Dataset excerpt:
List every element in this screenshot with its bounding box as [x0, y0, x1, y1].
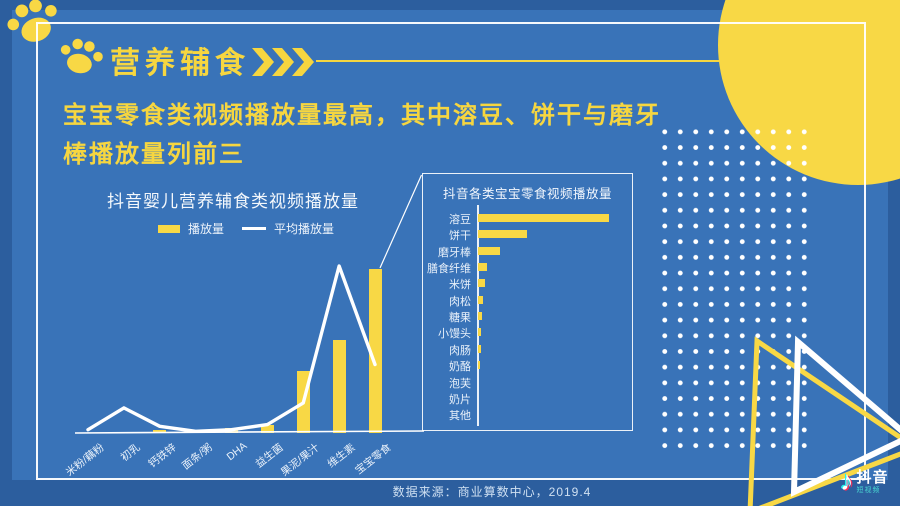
brand-tagline: 短视频 [856, 486, 881, 494]
douyin-logo: ♪ 抖音 短视频 [840, 468, 889, 495]
legend-bar-swatch [158, 224, 180, 233]
decor-frame-border [36, 22, 866, 480]
data-source-note: 数据来源：商业算数中心，2019.4 [392, 485, 592, 499]
row-bar-肉松 [478, 295, 484, 304]
headline-line-1: 宝宝零食类视频播放量最高，其中溶豆、饼干与磨牙 [63, 103, 661, 129]
right-chart-axis [477, 205, 479, 426]
left-chart-title: 抖音婴儿营养辅食类视频播放量 [107, 192, 359, 211]
row-bar-膳食纤维 [478, 263, 488, 272]
row-bar-饼干 [478, 230, 527, 239]
right-chart-title: 抖音各类宝宝零食视频播放量 [442, 187, 612, 201]
row-label-米饼: 米饼 [449, 279, 471, 292]
title-rule [316, 60, 720, 62]
row-label-磨牙棒: 磨牙棒 [438, 246, 471, 259]
row-label-溶豆: 溶豆 [449, 214, 471, 226]
row-bar-米饼 [478, 279, 485, 288]
row-label-糖果: 糖果 [449, 312, 471, 325]
legend-bar-label: 播放量 [188, 222, 225, 236]
row-bar-溶豆 [478, 214, 609, 222]
row-bar-肉肠 [478, 344, 481, 353]
row-label-肉松: 肉松 [449, 295, 471, 308]
row-bar-小馒头 [478, 328, 481, 337]
row-label-膳食纤维: 膳食纤维 [427, 263, 471, 276]
row-bar-磨牙棒 [478, 246, 501, 255]
brand-name: 抖音 [856, 468, 889, 486]
row-bar-奶酪 [478, 361, 480, 370]
headline-line-2: 棒播放量列前三 [63, 142, 245, 168]
row-label-奶酪: 奶酪 [449, 361, 471, 374]
row-label-小馒头: 小馒头 [438, 328, 471, 341]
chart-legend: 播放量 平均播放量 [158, 220, 334, 237]
snack-chart-panel: 抖音各类宝宝零食视频播放量 溶豆饼干磨牙棒膳食纤维米饼肉松糖果小馒头肉肠奶酪泡芙… [422, 173, 633, 431]
legend-line-swatch [242, 227, 267, 230]
row-label-饼干: 饼干 [449, 230, 471, 243]
music-note-icon: ♪ [840, 466, 854, 496]
paw-icon [53, 28, 110, 85]
row-label-泡芙: 泡芙 [449, 377, 471, 390]
triple-chevron-right-icon [252, 48, 318, 81]
row-label-肉肠: 肉肠 [449, 344, 471, 357]
row-label-其他: 其他 [449, 410, 471, 423]
legend-line-label: 平均播放量 [274, 222, 335, 236]
section-title: 营养辅食 [110, 47, 250, 80]
row-bar-糖果 [478, 312, 482, 321]
row-label-奶片: 奶片 [449, 393, 471, 406]
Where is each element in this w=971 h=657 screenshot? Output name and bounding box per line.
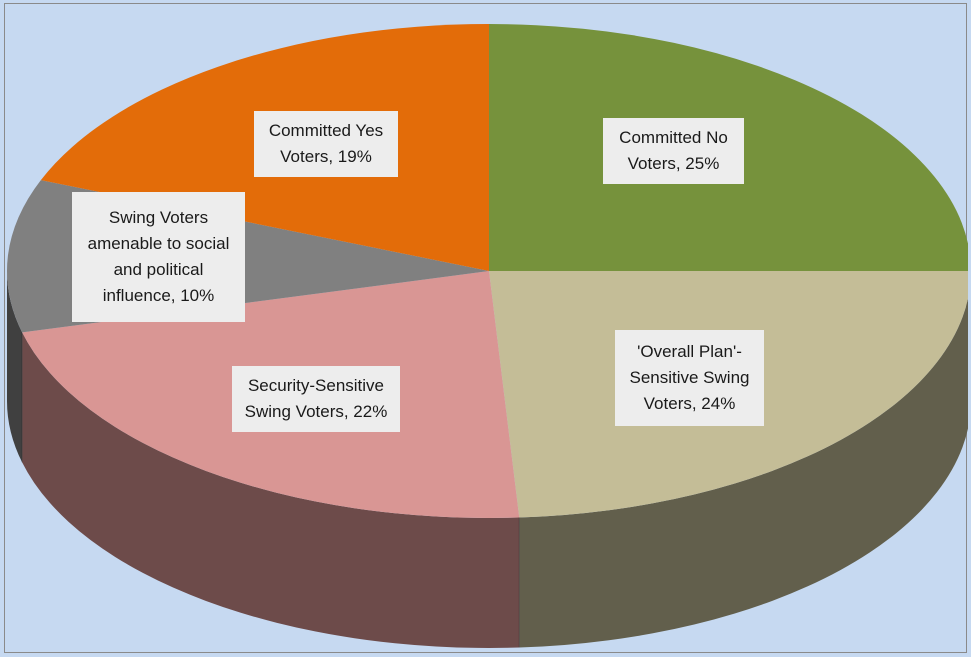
data-label-committed-no: Committed No Voters, 25% <box>603 118 744 184</box>
data-label-swing-amenable: Swing Voters amenable to social and poli… <box>72 192 245 322</box>
pie-slice-side-security-sensitive-swing-voters <box>22 332 520 648</box>
data-label-security-sensitive: Security-Sensitive Swing Voters, 22% <box>232 366 400 432</box>
data-label-overall-plan-sensitive: 'Overall Plan'- Sensitive Swing Voters, … <box>615 330 764 426</box>
pie-slice-side-swing-voters-amenable-to-social-and-political-influence <box>6 271 23 463</box>
chart-area: Committed No Voters, 25% 'Overall Plan'-… <box>4 3 968 653</box>
pie-chart <box>6 24 968 648</box>
data-label-committed-yes: Committed Yes Voters, 19% <box>254 111 398 177</box>
pie-slice-side-overall-plan-sensitive-swing-voters <box>519 298 968 648</box>
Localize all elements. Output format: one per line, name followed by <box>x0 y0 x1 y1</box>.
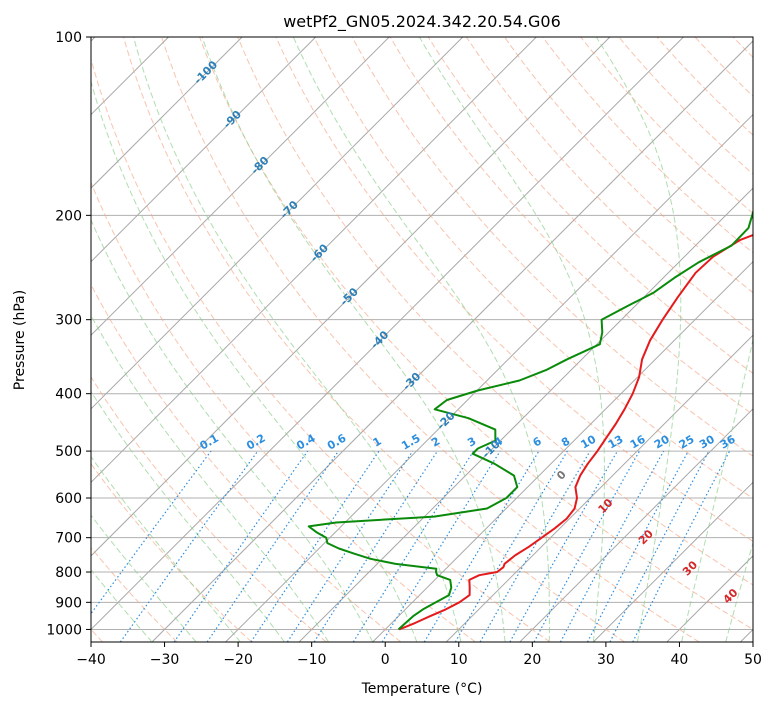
y-tick-label: 800 <box>55 565 82 581</box>
y-axis-label: Pressure (hPa) <box>12 290 28 390</box>
x-axis-label: Temperature (°C) <box>361 681 483 697</box>
x-tick-label: 50 <box>744 652 762 668</box>
x-tick-label: −30 <box>150 652 180 668</box>
y-tick-label: 1000 <box>46 622 82 638</box>
y-tick-label: 900 <box>55 595 82 611</box>
y-tick-label: 200 <box>55 208 82 224</box>
y-tick-label: 500 <box>55 444 82 460</box>
y-tick-label: 100 <box>55 30 82 46</box>
x-tick-label: 0 <box>381 652 390 668</box>
x-tick-label: −10 <box>297 652 327 668</box>
x-tick-label: −20 <box>223 652 253 668</box>
y-tick-label: 300 <box>55 313 82 329</box>
chart-title: wetPf2_GN05.2024.342.20.54.G06 <box>283 12 561 32</box>
x-tick-label: 30 <box>597 652 615 668</box>
x-tick-label: 40 <box>671 652 689 668</box>
y-tick-label: 700 <box>55 531 82 547</box>
x-tick-label: 10 <box>450 652 468 668</box>
x-tick-label: 20 <box>523 652 541 668</box>
y-tick-label: 400 <box>55 387 82 403</box>
x-tick-label: −40 <box>76 652 106 668</box>
y-tick-label: 600 <box>55 491 82 507</box>
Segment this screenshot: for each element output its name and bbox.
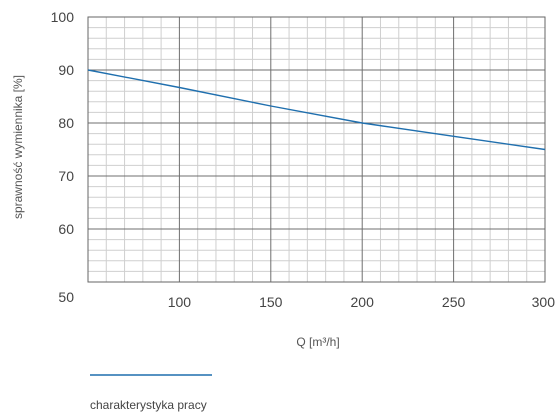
series-layer [87, 69, 546, 151]
y-tick-label: 100 [51, 9, 75, 25]
y-axis-label: sprawność wymiennika [%] [11, 75, 25, 219]
x-tick-label: 150 [259, 294, 283, 310]
legend-label: charakterystyka pracy [90, 398, 207, 412]
legend: charakterystyka pracy [90, 374, 212, 412]
y-tick-labels: 50 60 70 80 90 100 [51, 9, 75, 305]
x-axis-label: Q [m³/h] [296, 335, 339, 349]
grid-major [88, 17, 545, 282]
y-tick-label: 50 [58, 289, 74, 305]
y-tick-label: 80 [58, 115, 74, 131]
plot-frame [87, 16, 546, 283]
x-tick-label: 200 [351, 294, 375, 310]
y-tick-label: 90 [58, 62, 74, 78]
series-line [87, 69, 546, 151]
y-tick-label: 70 [58, 168, 74, 184]
x-tick-label: 100 [168, 294, 192, 310]
y-tick-label: 60 [58, 221, 74, 237]
x-tick-label: 250 [442, 294, 466, 310]
x-tick-label: 300 [532, 294, 556, 310]
x-tick-labels: 100 150 200 250 300 [168, 294, 555, 310]
grid-minor [88, 17, 545, 282]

* _Aim_: Copy out every one of the records above word for word, but leave the pictures out of your answer.

* _Expected output_:
List every element in this screenshot with its bounding box as [x0, y0, x1, y1].
brand-tagline: 短视频 [856, 486, 881, 494]
douyin-logo: ♪ 抖音 短视频 [840, 468, 889, 495]
legend-bar-swatch [158, 224, 180, 233]
decor-frame-border [36, 22, 866, 480]
data-source-note: 数据来源：商业算数中心，2019.4 [392, 485, 592, 499]
row-bar-肉松 [478, 295, 484, 304]
headline-line-1: 宝宝零食类视频播放量最高，其中溶豆、饼干与磨牙 [63, 103, 661, 129]
right-chart-axis [477, 205, 479, 426]
left-chart-title: 抖音婴儿营养辅食类视频播放量 [107, 192, 359, 211]
row-bar-膳食纤维 [478, 263, 488, 272]
row-bar-饼干 [478, 230, 527, 239]
right-chart-title: 抖音各类宝宝零食视频播放量 [442, 187, 612, 201]
row-label-米饼: 米饼 [449, 279, 471, 292]
title-rule [316, 60, 720, 62]
row-label-磨牙棒: 磨牙棒 [438, 246, 471, 259]
row-label-溶豆: 溶豆 [449, 214, 471, 226]
row-bar-米饼 [478, 279, 485, 288]
row-label-糖果: 糖果 [449, 312, 471, 325]
legend-bar-label: 播放量 [188, 222, 225, 236]
row-bar-溶豆 [478, 214, 609, 222]
row-bar-肉肠 [478, 344, 481, 353]
row-label-肉松: 肉松 [449, 295, 471, 308]
row-bar-小馒头 [478, 328, 481, 337]
row-label-膳食纤维: 膳食纤维 [427, 263, 471, 276]
row-bar-磨牙棒 [478, 246, 501, 255]
brand-name: 抖音 [856, 468, 889, 486]
row-bar-奶酪 [478, 361, 480, 370]
headline-line-2: 棒播放量列前三 [63, 142, 245, 168]
row-label-奶酪: 奶酪 [449, 361, 471, 374]
row-label-小馒头: 小馒头 [438, 328, 471, 341]
chart-legend: 播放量 平均播放量 [158, 220, 334, 237]
snack-chart-panel: 抖音各类宝宝零食视频播放量 溶豆饼干磨牙棒膳食纤维米饼肉松糖果小馒头肉肠奶酪泡芙… [422, 173, 633, 431]
legend-line-swatch [242, 227, 267, 230]
row-label-饼干: 饼干 [449, 230, 471, 243]
music-note-icon: ♪ [840, 466, 854, 496]
paw-icon [53, 28, 110, 85]
row-label-泡芙: 泡芙 [449, 377, 471, 390]
triple-chevron-right-icon [252, 48, 318, 81]
row-label-肉肠: 肉肠 [449, 344, 471, 357]
row-label-其他: 其他 [449, 410, 471, 423]
legend-line-label: 平均播放量 [274, 222, 335, 236]
section-title: 营养辅食 [110, 47, 250, 80]
row-bar-糖果 [478, 312, 482, 321]
row-label-奶片: 奶片 [449, 393, 471, 406]
Where is each element in this w=971 h=657 screenshot? Output name and bounding box per line.
data-label-committed-no: Committed No Voters, 25% <box>603 118 744 184</box>
data-label-swing-amenable: Swing Voters amenable to social and poli… <box>72 192 245 322</box>
pie-slice-side-security-sensitive-swing-voters <box>22 332 520 648</box>
data-label-security-sensitive: Security-Sensitive Swing Voters, 22% <box>232 366 400 432</box>
data-label-overall-plan-sensitive: 'Overall Plan'- Sensitive Swing Voters, … <box>615 330 764 426</box>
pie-slice-side-swing-voters-amenable-to-social-and-political-influence <box>6 271 23 463</box>
chart-area: Committed No Voters, 25% 'Overall Plan'-… <box>4 3 968 653</box>
pie-chart <box>6 24 968 648</box>
data-label-committed-yes: Committed Yes Voters, 19% <box>254 111 398 177</box>
pie-slice-side-overall-plan-sensitive-swing-voters <box>519 298 968 648</box>
Localize all elements. Output format: one per line, name followed by <box>x0 y0 x1 y1</box>.
y-tick-label: 800 <box>55 565 82 581</box>
y-axis-label: Pressure (hPa) <box>12 290 28 390</box>
x-axis-label: Temperature (°C) <box>361 681 483 697</box>
x-tick-label: 50 <box>744 652 762 668</box>
x-tick-label: −30 <box>150 652 180 668</box>
y-tick-label: 1000 <box>46 622 82 638</box>
y-tick-label: 900 <box>55 595 82 611</box>
y-tick-label: 200 <box>55 208 82 224</box>
y-tick-label: 500 <box>55 444 82 460</box>
y-tick-label: 100 <box>55 30 82 46</box>
x-tick-label: 0 <box>381 652 390 668</box>
x-tick-label: −10 <box>297 652 327 668</box>
x-tick-label: −20 <box>223 652 253 668</box>
y-tick-label: 300 <box>55 313 82 329</box>
chart-title: wetPf2_GN05.2024.342.20.54.G06 <box>283 12 561 32</box>
x-tick-label: 30 <box>597 652 615 668</box>
x-tick-label: 40 <box>671 652 689 668</box>
y-tick-label: 700 <box>55 531 82 547</box>
x-tick-label: 10 <box>450 652 468 668</box>
x-tick-label: 20 <box>523 652 541 668</box>
y-tick-label: 400 <box>55 387 82 403</box>
x-tick-label: −40 <box>76 652 106 668</box>
y-tick-label: 600 <box>55 491 82 507</box>
Segment this screenshot: for each element output its name and bbox.
series-layer [87, 69, 546, 151]
y-tick-label: 100 [51, 9, 75, 25]
y-axis-label: sprawność wymiennika [%] [11, 75, 25, 219]
x-tick-label: 150 [259, 294, 283, 310]
legend-label: charakterystyka pracy [90, 398, 207, 412]
legend: charakterystyka pracy [90, 374, 212, 412]
y-tick-labels: 50 60 70 80 90 100 [51, 9, 75, 305]
x-axis-label: Q [m³/h] [296, 335, 339, 349]
grid-major [88, 17, 545, 282]
y-tick-label: 50 [58, 289, 74, 305]
y-tick-label: 80 [58, 115, 74, 131]
plot-frame [87, 16, 546, 283]
x-tick-label: 200 [351, 294, 375, 310]
y-tick-label: 90 [58, 62, 74, 78]
series-line [87, 69, 546, 151]
y-tick-label: 70 [58, 168, 74, 184]
x-tick-label: 100 [168, 294, 192, 310]
y-tick-label: 60 [58, 221, 74, 237]
x-tick-label: 250 [442, 294, 466, 310]
x-tick-label: 300 [532, 294, 556, 310]
x-tick-labels: 100 150 200 250 300 [168, 294, 555, 310]
grid-minor [88, 17, 545, 282]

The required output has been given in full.